++++ EXERCISE DATA
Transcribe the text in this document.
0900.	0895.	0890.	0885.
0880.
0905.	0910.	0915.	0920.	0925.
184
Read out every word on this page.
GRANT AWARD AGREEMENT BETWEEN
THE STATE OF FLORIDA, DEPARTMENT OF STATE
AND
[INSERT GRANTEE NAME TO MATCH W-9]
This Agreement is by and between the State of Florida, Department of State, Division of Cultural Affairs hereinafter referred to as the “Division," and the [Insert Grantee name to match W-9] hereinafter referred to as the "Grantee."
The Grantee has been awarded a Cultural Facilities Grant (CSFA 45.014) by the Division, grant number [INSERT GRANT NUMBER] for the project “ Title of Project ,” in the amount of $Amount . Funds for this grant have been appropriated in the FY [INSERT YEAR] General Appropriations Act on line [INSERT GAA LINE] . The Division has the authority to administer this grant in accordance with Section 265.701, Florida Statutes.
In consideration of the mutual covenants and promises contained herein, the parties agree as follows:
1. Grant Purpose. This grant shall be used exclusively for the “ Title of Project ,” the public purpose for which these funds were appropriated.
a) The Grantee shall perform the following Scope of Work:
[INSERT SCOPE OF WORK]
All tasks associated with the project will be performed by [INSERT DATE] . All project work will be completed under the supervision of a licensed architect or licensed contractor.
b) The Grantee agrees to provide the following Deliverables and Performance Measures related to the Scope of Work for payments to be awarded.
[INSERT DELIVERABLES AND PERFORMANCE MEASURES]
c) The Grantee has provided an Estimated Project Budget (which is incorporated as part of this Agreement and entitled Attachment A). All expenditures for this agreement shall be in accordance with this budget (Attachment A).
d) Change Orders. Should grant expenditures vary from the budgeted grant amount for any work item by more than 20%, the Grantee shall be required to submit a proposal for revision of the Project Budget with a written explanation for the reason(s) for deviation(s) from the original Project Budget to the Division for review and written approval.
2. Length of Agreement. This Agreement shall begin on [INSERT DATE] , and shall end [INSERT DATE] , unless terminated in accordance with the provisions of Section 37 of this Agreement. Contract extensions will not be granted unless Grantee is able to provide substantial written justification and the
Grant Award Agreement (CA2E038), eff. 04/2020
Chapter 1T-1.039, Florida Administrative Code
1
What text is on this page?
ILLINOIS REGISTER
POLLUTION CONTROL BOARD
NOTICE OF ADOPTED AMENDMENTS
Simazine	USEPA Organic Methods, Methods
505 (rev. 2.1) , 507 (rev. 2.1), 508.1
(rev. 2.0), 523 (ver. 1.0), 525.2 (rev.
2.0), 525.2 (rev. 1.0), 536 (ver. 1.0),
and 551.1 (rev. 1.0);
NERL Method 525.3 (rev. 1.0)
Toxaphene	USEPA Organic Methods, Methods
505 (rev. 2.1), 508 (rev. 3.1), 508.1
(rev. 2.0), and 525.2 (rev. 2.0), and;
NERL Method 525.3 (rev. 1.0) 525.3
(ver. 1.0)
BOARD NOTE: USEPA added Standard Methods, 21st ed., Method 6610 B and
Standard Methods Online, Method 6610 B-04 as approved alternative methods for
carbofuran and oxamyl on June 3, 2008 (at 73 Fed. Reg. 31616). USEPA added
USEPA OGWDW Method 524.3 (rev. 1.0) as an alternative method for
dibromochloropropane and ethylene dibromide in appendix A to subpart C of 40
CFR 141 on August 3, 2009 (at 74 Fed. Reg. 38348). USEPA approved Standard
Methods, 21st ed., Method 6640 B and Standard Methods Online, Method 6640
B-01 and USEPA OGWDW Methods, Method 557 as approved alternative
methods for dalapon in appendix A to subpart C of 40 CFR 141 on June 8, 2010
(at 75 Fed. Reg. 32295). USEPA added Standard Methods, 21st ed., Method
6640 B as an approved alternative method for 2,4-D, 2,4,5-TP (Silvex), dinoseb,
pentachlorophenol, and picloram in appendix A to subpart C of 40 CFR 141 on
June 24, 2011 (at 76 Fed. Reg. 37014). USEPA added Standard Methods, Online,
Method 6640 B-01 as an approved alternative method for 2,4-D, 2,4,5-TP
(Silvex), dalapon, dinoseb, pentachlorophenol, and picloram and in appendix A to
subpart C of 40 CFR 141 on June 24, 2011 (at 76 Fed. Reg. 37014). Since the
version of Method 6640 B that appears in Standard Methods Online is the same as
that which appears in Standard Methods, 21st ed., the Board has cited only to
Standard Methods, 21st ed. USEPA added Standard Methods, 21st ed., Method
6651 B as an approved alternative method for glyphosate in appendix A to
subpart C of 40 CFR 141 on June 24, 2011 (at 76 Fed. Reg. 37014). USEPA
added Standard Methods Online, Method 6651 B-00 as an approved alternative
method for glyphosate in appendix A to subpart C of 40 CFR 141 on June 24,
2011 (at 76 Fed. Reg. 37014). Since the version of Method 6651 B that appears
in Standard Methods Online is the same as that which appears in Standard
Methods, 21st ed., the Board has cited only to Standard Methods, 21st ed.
++++++++
DIRECTIONS: Gather all lines with the string "USEPA" from the data.

REPLY TO THE TASK:
Simazine	USEPA Organic Methods, Methods
Toxaphene	USEPA Organic Methods, Methods
BOARD NOTE: USEPA added Standard Methods, 21st ed., Method 6610 B and
carbofuran and oxamyl on June 3, 2008 (at 73 Fed. Reg. 31616). USEPA added
USEPA OGWDW Method 524.3 (rev. 1.0) as an alternative method for
CFR 141 on August 3, 2009 (at 74 Fed. Reg. 38348). USEPA approved Standard
B-01 and USEPA OGWDW Methods, Method 557 as approved alternative
(at 75 Fed. Reg. 32295). USEPA added Standard Methods, 21st ed., Method
June 24, 2011 (at 76 Fed. Reg. 37014). USEPA added Standard Methods, Online,
Standard Methods, 21st ed. USEPA added Standard Methods, 21st ed., Method
subpart C of 40 CFR 141 on June 24, 2011 (at 76 Fed. Reg. 37014). USEPA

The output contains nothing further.